Stored data entries:
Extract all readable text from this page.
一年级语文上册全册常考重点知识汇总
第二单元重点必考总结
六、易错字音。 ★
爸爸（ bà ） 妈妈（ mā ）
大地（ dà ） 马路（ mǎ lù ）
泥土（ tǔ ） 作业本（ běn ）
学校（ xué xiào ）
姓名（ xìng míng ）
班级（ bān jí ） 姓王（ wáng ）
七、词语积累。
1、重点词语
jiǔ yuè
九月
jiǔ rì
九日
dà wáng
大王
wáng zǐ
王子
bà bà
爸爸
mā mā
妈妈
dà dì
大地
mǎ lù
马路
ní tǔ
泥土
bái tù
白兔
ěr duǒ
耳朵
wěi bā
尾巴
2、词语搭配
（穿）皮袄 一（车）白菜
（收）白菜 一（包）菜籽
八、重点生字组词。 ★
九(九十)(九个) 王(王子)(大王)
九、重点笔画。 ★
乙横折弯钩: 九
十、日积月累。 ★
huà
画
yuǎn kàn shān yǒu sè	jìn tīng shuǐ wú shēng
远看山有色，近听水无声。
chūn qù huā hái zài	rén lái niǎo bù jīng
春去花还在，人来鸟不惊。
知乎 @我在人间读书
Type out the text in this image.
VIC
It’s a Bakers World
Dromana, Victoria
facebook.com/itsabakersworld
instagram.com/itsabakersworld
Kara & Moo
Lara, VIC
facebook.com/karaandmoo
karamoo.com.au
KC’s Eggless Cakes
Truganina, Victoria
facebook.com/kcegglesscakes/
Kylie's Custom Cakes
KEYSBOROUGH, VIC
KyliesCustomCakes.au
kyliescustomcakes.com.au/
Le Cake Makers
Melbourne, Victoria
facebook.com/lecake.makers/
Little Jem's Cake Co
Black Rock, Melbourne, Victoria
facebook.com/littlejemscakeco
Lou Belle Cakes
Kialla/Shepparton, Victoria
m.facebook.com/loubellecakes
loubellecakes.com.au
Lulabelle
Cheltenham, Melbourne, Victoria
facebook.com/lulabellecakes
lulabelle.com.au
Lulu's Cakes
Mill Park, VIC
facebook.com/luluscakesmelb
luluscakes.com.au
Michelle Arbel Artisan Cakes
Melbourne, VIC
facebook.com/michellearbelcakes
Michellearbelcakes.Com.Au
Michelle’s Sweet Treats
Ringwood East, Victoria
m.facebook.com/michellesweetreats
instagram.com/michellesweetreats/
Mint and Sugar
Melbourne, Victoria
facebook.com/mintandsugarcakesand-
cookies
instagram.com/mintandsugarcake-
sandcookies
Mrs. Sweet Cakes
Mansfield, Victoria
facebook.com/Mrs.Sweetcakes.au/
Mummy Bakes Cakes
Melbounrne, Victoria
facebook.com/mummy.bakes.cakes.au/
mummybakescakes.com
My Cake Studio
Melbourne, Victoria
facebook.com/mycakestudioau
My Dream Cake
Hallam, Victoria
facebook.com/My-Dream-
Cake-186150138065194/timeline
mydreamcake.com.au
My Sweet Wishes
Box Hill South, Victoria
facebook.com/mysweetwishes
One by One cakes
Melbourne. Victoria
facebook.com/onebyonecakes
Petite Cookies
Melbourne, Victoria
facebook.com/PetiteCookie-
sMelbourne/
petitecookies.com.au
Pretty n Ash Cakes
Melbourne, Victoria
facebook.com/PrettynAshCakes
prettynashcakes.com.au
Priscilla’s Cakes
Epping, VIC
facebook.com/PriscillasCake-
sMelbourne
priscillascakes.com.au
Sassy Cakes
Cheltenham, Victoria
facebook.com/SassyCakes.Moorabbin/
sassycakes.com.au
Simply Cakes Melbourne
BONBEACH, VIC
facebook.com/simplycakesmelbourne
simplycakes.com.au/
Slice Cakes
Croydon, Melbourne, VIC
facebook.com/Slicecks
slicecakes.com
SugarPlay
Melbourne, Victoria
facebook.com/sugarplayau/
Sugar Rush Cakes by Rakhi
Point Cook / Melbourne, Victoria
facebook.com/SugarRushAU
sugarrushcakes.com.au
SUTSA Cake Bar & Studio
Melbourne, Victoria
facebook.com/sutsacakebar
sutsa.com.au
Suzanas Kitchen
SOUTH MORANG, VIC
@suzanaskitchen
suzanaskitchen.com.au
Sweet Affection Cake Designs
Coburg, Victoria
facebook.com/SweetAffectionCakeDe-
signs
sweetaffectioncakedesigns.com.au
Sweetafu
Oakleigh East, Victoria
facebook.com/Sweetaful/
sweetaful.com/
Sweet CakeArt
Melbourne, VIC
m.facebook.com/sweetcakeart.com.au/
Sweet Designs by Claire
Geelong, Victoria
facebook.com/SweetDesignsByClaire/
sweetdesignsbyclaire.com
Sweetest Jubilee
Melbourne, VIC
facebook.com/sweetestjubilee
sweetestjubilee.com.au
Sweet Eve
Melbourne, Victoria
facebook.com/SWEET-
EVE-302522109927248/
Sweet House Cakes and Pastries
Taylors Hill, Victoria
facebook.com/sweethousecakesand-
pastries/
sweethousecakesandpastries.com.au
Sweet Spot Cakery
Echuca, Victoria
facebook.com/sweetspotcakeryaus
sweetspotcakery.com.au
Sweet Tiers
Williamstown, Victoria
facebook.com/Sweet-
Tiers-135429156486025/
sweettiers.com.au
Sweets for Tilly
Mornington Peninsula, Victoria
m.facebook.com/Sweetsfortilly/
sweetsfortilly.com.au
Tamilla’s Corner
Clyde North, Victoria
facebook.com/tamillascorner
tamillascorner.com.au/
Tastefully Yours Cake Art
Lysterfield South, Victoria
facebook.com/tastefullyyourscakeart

_Task statement_.
Copy all lines from the data that hold the word "suzanaskitchen".

_Written solution_.
@suzanaskitchen
suzanaskitchen.com.au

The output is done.